## EXERCISE INSTRUCTIONS
Find every line in the records below that holds the word "추첨분양방식으로" and copy it.

## DATA FOR THIS EXERCISE
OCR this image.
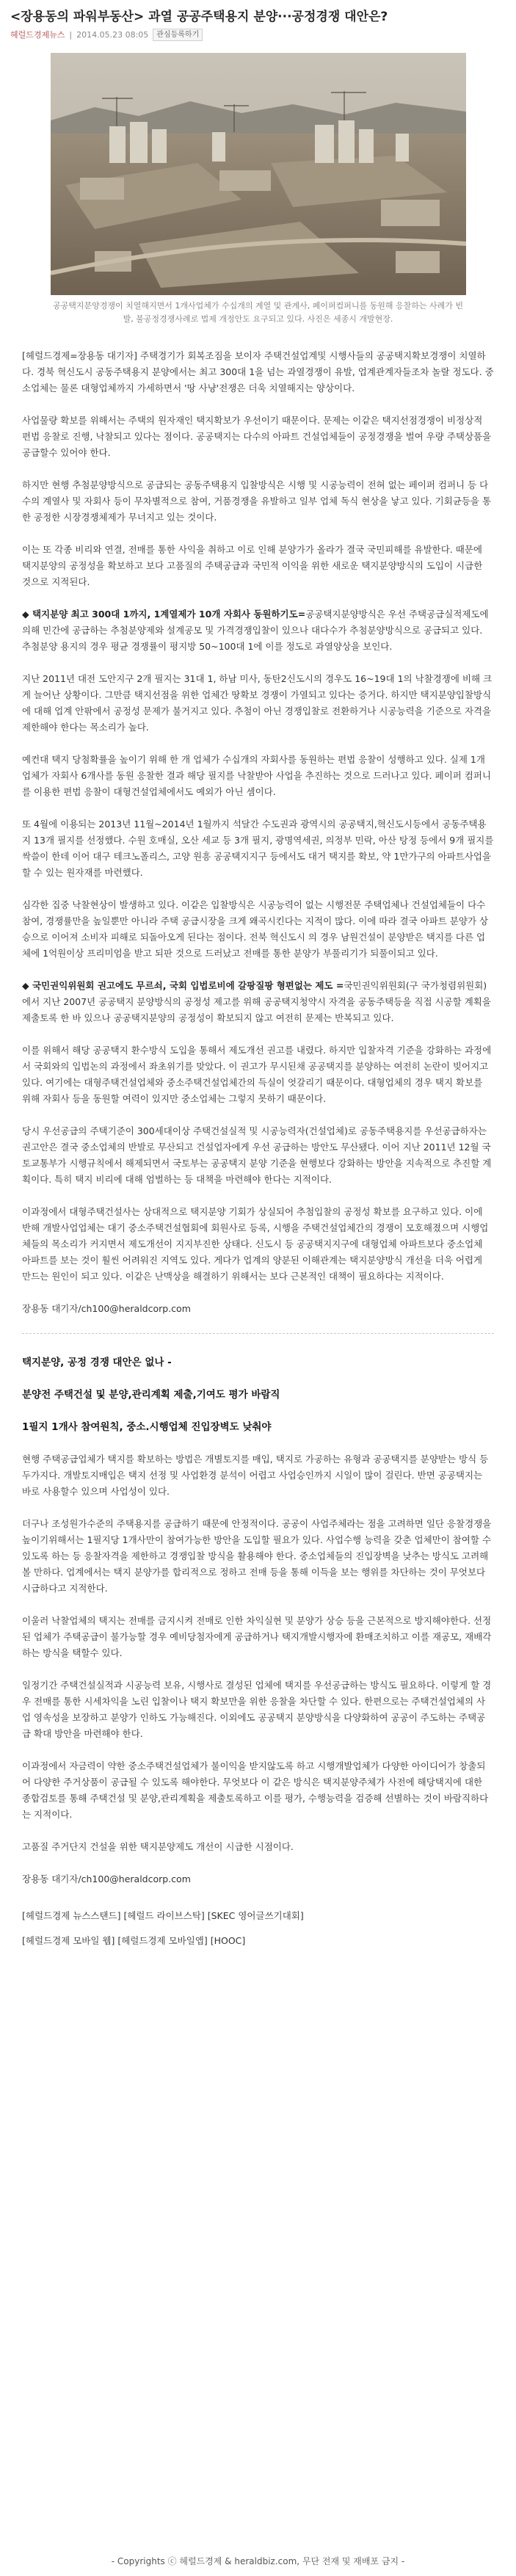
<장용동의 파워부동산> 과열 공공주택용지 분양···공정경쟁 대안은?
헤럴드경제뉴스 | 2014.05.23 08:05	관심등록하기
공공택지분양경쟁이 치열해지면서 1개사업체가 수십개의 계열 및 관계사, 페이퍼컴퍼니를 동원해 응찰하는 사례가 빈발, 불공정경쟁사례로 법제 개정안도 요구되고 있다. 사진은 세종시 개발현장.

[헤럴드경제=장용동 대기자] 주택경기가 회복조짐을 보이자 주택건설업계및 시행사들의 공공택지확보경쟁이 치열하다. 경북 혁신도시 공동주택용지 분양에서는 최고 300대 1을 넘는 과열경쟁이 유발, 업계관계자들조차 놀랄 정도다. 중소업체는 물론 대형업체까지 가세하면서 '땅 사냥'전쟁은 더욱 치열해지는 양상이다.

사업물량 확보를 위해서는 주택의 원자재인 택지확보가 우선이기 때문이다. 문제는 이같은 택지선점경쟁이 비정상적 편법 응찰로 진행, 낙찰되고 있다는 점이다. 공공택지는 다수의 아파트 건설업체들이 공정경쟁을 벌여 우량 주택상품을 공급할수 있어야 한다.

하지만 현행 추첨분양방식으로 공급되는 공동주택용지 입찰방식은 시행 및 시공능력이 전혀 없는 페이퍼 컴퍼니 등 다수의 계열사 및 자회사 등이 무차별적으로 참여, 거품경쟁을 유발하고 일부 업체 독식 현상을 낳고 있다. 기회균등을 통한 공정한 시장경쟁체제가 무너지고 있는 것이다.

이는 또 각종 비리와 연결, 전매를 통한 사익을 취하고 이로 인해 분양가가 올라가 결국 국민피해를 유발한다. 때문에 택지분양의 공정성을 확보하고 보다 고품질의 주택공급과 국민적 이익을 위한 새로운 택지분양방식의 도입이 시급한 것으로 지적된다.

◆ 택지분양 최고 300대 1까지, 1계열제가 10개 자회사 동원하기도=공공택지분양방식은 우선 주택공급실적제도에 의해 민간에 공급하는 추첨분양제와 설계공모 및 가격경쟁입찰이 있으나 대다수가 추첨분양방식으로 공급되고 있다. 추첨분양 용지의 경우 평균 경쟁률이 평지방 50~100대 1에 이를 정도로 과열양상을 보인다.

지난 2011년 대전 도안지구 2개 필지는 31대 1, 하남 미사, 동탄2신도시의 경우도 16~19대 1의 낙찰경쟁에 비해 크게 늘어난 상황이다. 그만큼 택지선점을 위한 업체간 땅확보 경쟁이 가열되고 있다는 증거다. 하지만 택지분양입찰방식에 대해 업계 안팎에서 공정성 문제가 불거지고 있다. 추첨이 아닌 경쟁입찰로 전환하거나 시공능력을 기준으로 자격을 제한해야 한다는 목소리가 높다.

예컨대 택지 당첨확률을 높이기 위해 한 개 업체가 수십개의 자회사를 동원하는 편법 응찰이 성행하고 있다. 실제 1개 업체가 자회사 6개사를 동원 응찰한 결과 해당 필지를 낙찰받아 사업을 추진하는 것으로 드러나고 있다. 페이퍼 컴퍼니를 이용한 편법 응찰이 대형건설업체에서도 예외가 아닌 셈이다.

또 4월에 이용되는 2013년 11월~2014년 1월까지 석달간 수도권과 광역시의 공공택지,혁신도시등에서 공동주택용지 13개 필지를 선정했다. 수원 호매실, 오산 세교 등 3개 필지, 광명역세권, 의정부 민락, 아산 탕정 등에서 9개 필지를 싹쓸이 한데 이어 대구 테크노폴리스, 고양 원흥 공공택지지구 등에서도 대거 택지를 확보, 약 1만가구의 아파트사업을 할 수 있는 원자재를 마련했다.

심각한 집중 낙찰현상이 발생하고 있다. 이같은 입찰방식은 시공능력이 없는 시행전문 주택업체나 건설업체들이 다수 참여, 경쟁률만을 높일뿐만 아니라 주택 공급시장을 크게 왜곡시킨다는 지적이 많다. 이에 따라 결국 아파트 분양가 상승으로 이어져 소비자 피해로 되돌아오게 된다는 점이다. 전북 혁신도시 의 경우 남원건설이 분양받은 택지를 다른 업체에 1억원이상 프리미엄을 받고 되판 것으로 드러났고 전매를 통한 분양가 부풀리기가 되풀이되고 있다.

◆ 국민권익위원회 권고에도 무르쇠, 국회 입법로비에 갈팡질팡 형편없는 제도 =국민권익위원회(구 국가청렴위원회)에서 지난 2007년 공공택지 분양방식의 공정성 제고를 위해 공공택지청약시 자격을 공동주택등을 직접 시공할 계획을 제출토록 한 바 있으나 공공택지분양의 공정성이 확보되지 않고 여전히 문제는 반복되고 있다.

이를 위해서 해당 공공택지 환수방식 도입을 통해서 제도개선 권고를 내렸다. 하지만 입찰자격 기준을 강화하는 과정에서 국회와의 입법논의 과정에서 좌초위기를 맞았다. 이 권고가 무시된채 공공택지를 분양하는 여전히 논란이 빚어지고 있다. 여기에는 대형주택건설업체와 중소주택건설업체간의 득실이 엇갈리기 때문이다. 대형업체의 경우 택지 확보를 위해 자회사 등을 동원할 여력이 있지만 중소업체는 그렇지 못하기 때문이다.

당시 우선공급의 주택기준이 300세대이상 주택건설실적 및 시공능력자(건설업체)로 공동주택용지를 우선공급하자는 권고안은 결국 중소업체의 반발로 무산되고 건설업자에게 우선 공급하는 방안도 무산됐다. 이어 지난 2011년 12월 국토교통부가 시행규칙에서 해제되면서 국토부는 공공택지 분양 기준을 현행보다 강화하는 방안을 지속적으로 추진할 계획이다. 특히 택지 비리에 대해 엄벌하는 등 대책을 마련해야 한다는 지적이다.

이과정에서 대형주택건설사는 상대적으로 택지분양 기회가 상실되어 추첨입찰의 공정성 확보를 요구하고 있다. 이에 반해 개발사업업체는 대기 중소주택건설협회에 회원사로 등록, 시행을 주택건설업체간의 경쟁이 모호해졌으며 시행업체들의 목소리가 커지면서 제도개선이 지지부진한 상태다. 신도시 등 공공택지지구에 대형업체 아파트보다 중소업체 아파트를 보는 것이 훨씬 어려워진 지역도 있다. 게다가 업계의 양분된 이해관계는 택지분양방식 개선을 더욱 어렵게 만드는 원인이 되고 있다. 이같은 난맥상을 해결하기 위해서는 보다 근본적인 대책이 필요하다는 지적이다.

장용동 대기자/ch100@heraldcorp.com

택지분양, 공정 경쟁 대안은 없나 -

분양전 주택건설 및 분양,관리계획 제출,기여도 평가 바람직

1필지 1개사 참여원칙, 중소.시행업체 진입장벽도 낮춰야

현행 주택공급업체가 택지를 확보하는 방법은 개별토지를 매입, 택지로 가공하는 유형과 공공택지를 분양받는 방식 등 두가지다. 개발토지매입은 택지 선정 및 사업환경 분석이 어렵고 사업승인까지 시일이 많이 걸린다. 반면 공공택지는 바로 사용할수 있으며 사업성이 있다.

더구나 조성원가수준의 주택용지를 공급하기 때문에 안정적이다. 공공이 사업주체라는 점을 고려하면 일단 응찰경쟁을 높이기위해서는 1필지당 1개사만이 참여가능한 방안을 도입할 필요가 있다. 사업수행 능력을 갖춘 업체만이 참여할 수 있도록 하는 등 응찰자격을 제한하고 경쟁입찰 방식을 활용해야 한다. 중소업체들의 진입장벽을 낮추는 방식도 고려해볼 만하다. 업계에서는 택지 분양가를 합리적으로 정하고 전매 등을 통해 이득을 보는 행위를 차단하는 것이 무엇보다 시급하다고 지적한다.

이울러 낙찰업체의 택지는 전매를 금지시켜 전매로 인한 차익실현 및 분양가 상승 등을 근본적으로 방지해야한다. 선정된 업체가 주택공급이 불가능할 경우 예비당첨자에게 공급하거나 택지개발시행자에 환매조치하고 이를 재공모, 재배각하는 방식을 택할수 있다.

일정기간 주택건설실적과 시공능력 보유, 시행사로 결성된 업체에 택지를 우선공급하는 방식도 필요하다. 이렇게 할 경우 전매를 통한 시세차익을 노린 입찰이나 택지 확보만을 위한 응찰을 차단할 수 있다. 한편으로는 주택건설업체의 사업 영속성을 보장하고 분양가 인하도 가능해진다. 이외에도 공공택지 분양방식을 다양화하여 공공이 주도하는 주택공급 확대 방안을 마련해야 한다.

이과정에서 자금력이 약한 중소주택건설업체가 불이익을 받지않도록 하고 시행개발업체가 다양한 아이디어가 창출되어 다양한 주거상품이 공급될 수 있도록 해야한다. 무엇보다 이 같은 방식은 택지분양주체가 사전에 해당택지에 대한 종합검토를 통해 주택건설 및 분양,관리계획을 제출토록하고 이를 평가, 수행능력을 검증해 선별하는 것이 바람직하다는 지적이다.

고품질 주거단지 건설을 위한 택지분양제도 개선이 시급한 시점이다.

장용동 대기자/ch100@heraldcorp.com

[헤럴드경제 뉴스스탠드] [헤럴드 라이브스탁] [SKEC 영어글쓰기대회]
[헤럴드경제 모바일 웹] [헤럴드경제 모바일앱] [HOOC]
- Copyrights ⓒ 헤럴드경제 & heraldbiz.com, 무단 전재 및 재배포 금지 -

## FULL OUTPUT
하지만 현행 추첨분양방식으로 공급되는 공동주택용지 입찰방식은 시행 및 시공능력이 전혀 없는 페이퍼 컴퍼니 등 다수의 계열사 및 자회사 등이 무차별적으로 참여, 거품경쟁을 유발하고 일부 업체 독식 현상을 낳고 있다. 기회균등을 통한 공정한 시장경쟁체제가 무너지고 있는 것이다.
◆ 택지분양 최고 300대 1까지, 1계열제가 10개 자회사 동원하기도=공공택지분양방식은 우선 주택공급실적제도에 의해 민간에 공급하는 추첨분양제와 설계공모 및 가격경쟁입찰이 있으나 대다수가 추첨분양방식으로 공급되고 있다. 추첨분양 용지의 경우 평균 경쟁률이 평지방 50~100대 1에 이를 정도로 과열양상을 보인다.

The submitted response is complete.